Objective>
Print the records below exactly as they appear.

····················

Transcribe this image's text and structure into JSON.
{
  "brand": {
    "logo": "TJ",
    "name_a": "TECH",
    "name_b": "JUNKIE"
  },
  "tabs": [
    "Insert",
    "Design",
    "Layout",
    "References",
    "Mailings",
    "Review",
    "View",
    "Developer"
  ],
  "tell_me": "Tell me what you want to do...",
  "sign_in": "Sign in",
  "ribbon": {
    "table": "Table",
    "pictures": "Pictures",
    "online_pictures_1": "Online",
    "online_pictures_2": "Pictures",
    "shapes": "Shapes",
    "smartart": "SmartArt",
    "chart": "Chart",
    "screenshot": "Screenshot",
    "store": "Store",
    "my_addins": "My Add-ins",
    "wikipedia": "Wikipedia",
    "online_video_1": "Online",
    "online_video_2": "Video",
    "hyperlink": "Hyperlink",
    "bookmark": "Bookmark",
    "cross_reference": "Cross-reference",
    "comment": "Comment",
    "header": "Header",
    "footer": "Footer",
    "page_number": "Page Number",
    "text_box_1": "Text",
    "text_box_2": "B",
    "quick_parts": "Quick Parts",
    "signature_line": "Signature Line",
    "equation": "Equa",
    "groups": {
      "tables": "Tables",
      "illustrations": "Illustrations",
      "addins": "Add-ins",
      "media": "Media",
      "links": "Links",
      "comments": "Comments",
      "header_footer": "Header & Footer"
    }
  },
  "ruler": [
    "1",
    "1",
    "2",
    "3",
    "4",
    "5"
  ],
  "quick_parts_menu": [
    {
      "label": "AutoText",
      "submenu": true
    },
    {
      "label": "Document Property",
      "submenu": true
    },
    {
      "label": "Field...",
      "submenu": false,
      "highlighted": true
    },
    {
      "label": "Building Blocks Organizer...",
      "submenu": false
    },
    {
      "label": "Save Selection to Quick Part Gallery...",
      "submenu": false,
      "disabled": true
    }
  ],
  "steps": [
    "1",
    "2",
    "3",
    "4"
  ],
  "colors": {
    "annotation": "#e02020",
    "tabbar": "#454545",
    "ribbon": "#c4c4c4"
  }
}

····················

Solution to this task>
Transcribe this image's text and structure into JSON.
{
  "brand": {
    "logo": "TJ",
    "name_a": "TECH",
    "name_b": "JUNKIE"
  },
  "tabs": [
    "Insert",
    "Design",
    "Layout",
    "References",
    "Mailings",
    "Review",
    "View",
    "Developer"
  ],
  "tell_me": "Tell me what you want to do...",
  "sign_in": "Sign in",
  "ribbon": {
    "table": "Table",
    "pictures": "Pictures",
    "online_pictures_1": "Online",
    "online_pictures_2": "Pictures",
    "shapes": "Shapes",
    "smartart": "SmartArt",
    "chart": "Chart",
    "screenshot": "Screenshot",
    "store": "Store",
    "my_addins": "My Add-ins",
    "wikipedia": "Wikipedia",
    "online_video_1": "Online",
    "online_video_2": "Video",
    "hyperlink": "Hyperlink",
    "bookmark": "Bookmark",
    "cross_reference": "Cross-reference",
    "comment": "Comment",
    "header": "Header",
    "footer": "Footer",
    "page_number": "Page Number",
    "text_box_1": "Text",
    "text_box_2": "B",
    "quick_parts": "Quick Parts",
    "signature_line": "Signature Line",
    "equation": "Equa",
    "groups": {
      "tables": "Tables",
      "illustrations": "Illustrations",
      "addins": "Add-ins",
      "media": "Media",
      "links": "Links",
      "comments": "Comments",
      "header_footer": "Header & Footer"
    }
  },
  "ruler": [
    "1",
    "1",
    "2",
    "3",
    "4",
    "5"
  ],
  "quick_parts_menu": [
    {
      "label": "AutoText",
      "submenu": true
    },
    {
      "label": "Document Property",
      "submenu": true
    },
    {
      "label": "Field...",
      "submenu": false,
      "highlighted": true
    },
    {
      "label": "Building Blocks Organizer...",
      "submenu": false
    },
    {
      "label": "Save Selection to Quick Part Gallery...",
      "submenu": false,
      "disabled": true
    }
  ],
  "steps": [
    "1",
    "2",
    "3",
    "4"
  ],
  "colors": {
    "annotation": "#e02020",
    "tabbar": "#454545",
    "ribbon": "#c4c4c4"
  }
}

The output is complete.